> [What to do]
Set down all of the entries word for word, omitting the images they contain.

== Source material ==

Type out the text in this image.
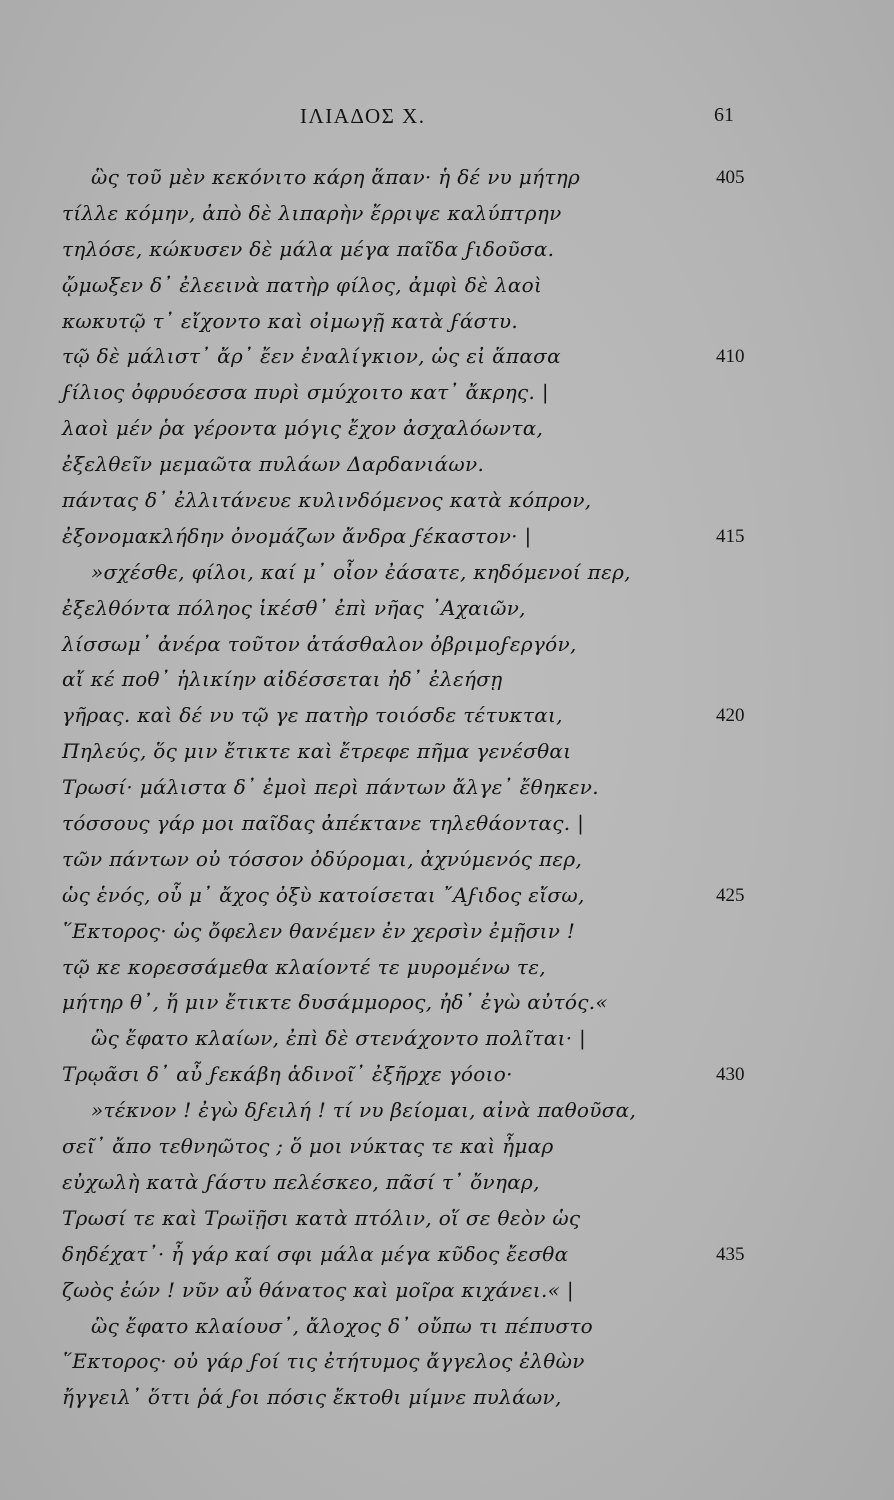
ΙΛΙΑΔΟΣ Χ.	61
ὣς τοῦ μὲν κεκόνιτο κάρη ἅπαν· ἡ δέ νυ μήτηρ	405
τίλλε κόμην, ἀπὸ δὲ λιπαρὴν ἔρριψε καλύπτρην
τηλόσε, κώκυσεν δὲ μάλα μέγα παῖδα ϝιδοῦσα.
ᾤμωξεν δ᾽ ἐλεεινὰ πατὴρ φίλος, ἀμφὶ δὲ λαοὶ
κωκυτῷ τ᾽ εἴχοντο καὶ οἰμωγῇ κατὰ ϝάστυ.
τῷ δὲ μάλιστ᾽ ἄρ᾽ ἔεν ἐναλίγκιον, ὡς εἰ ἅπασα	410
ϝίλιος ὀφρυόεσσα πυρὶ σμύχοιτο κατ᾽ ἄκρης. |
λαοὶ μέν ῥα γέροντα μόγις ἔχον ἀσχαλόωντα,
ἐξελθεῖν μεμαῶτα πυλάων Δαρδανιάων.
πάντας δ᾽ ἐλλιτάνευε κυλινδόμενος κατὰ κόπρον,
ἐξονομακλήδην ὀνομάζων ἄνδρα ϝέκαστον· |	415
»σχέσθε, φίλοι, καί μ᾽ οἶον ἐάσατε, κηδόμενοί περ,
ἐξελθόντα πόληος ἱκέσθ᾽ ἐπὶ νῆας ᾽Αχαιῶν,
λίσσωμ᾽ ἀνέρα τοῦτον ἀτάσθαλον ὀβριμοϝεργόν,
αἴ κέ ποθ᾽ ἡλικίην αἰδέσσεται ἠδ᾽ ἐλεήσῃ
γῆρας. καὶ δέ νυ τῷ γε πατὴρ τοιόσδε τέτυκται,	420
Πηλεύς, ὅς μιν ἔτικτε καὶ ἔτρεφε πῆμα γενέσθαι
Τρωσί· μάλιστα δ᾽ ἐμοὶ περὶ πάντων ἄλγε᾽ ἔθηκεν.
τόσσους γάρ μοι παῖδας ἀπέκτανε τηλεθάοντας. |
τῶν πάντων οὐ τόσσον ὀδύρομαι, ἀχνύμενός περ,
ὡς ἑνός, οὗ μ᾽ ἄχος ὀξὺ κατοίσεται ῎Αϝιδος εἴσω,	425
῞Εκτορος· ὡς ὄφελεν θανέμεν ἐν χερσὶν ἐμῇσιν !
τῷ κε κορεσσάμεθα κλαίοντέ τε μυρομένω τε,
μήτηρ θ᾽, ἥ μιν ἔτικτε δυσάμμορος, ἠδ᾽ ἐγὼ αὐτός.«
ὣς ἔφατο κλαίων, ἐπὶ δὲ στενάχοντο πολῖται· |
Τρῳᾶσι δ᾽ αὖ ϝεκάβη ἁδινοῖ᾽ ἐξῆρχε γόοιο·	430
»τέκνον ! ἐγὼ δϝειλή ! τί νυ βείομαι, αἰνὰ παθοῦσα,
σεῖ᾽ ἄπο τεθνηῶτος ; ὅ μοι νύκτας τε καὶ ἦμαρ
εὐχωλὴ κατὰ ϝάστυ πελέσκεο, πᾶσί τ᾽ ὄνηαρ,
Τρωσί τε καὶ Τρωϊῇσι κατὰ πτόλιν, οἵ σε θεὸν ὡς
δηδέχατ᾽· ἦ γάρ καί σφι μάλα μέγα κῦδος ἔεσθα	435
ζωὸς ἐών ! νῦν αὖ θάνατος καὶ μοῖρα κιχάνει.« |
ὣς ἔφατο κλαίουσ᾽, ἄλοχος δ᾽ οὔπω τι πέπυστο
῞Εκτορος· οὐ γάρ ϝοί τις ἐτήτυμος ἄγγελος ἐλθὼν
ἤγγειλ᾽ ὅττι ῥά ϝοι πόσις ἔκτοθι μίμνε πυλάων,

===

> [Solved problem]
Type out the text in this image.
ΙΛΙΑΔΟΣ Χ.	61
ὣς τοῦ μὲν κεκόνιτο κάρη ἅπαν· ἡ δέ νυ μήτηρ	405
τίλλε κόμην, ἀπὸ δὲ λιπαρὴν ἔρριψε καλύπτρην
τηλόσε, κώκυσεν δὲ μάλα μέγα παῖδα ϝιδοῦσα.
ᾤμωξεν δ᾽ ἐλεεινὰ πατὴρ φίλος, ἀμφὶ δὲ λαοὶ
κωκυτῷ τ᾽ εἴχοντο καὶ οἰμωγῇ κατὰ ϝάστυ.
τῷ δὲ μάλιστ᾽ ἄρ᾽ ἔεν ἐναλίγκιον, ὡς εἰ ἅπασα	410
ϝίλιος ὀφρυόεσσα πυρὶ σμύχοιτο κατ᾽ ἄκρης. |
λαοὶ μέν ῥα γέροντα μόγις ἔχον ἀσχαλόωντα,
ἐξελθεῖν μεμαῶτα πυλάων Δαρδανιάων.
πάντας δ᾽ ἐλλιτάνευε κυλινδόμενος κατὰ κόπρον,
ἐξονομακλήδην ὀνομάζων ἄνδρα ϝέκαστον· |	415
»σχέσθε, φίλοι, καί μ᾽ οἶον ἐάσατε, κηδόμενοί περ,
ἐξελθόντα πόληος ἱκέσθ᾽ ἐπὶ νῆας ᾽Αχαιῶν,
λίσσωμ᾽ ἀνέρα τοῦτον ἀτάσθαλον ὀβριμοϝεργόν,
αἴ κέ ποθ᾽ ἡλικίην αἰδέσσεται ἠδ᾽ ἐλεήσῃ
γῆρας. καὶ δέ νυ τῷ γε πατὴρ τοιόσδε τέτυκται,	420
Πηλεύς, ὅς μιν ἔτικτε καὶ ἔτρεφε πῆμα γενέσθαι
Τρωσί· μάλιστα δ᾽ ἐμοὶ περὶ πάντων ἄλγε᾽ ἔθηκεν.
τόσσους γάρ μοι παῖδας ἀπέκτανε τηλεθάοντας. |
τῶν πάντων οὐ τόσσον ὀδύρομαι, ἀχνύμενός περ,
ὡς ἑνός, οὗ μ᾽ ἄχος ὀξὺ κατοίσεται ῎Αϝιδος εἴσω,	425
῞Εκτορος· ὡς ὄφελεν θανέμεν ἐν χερσὶν ἐμῇσιν !
τῷ κε κορεσσάμεθα κλαίοντέ τε μυρομένω τε,
μήτηρ θ᾽, ἥ μιν ἔτικτε δυσάμμορος, ἠδ᾽ ἐγὼ αὐτός.«
ὣς ἔφατο κλαίων, ἐπὶ δὲ στενάχοντο πολῖται· |
Τρῳᾶσι δ᾽ αὖ ϝεκάβη ἁδινοῖ᾽ ἐξῆρχε γόοιο·	430
»τέκνον ! ἐγὼ δϝειλή ! τί νυ βείομαι, αἰνὰ παθοῦσα,
σεῖ᾽ ἄπο τεθνηῶτος ; ὅ μοι νύκτας τε καὶ ἦμαρ
εὐχωλὴ κατὰ ϝάστυ πελέσκεο, πᾶσί τ᾽ ὄνηαρ,
Τρωσί τε καὶ Τρωϊῇσι κατὰ πτόλιν, οἵ σε θεὸν ὡς
δηδέχατ᾽· ἦ γάρ καί σφι μάλα μέγα κῦδος ἔεσθα	435
ζωὸς ἐών ! νῦν αὖ θάνατος καὶ μοῖρα κιχάνει.« |
ὣς ἔφατο κλαίουσ᾽, ἄλοχος δ᾽ οὔπω τι πέπυστο
῞Εκτορος· οὐ γάρ ϝοί τις ἐτήτυμος ἄγγελος ἐλθὼν
ἤγγειλ᾽ ὅττι ῥά ϝοι πόσις ἔκτοθι μίμνε πυλάων,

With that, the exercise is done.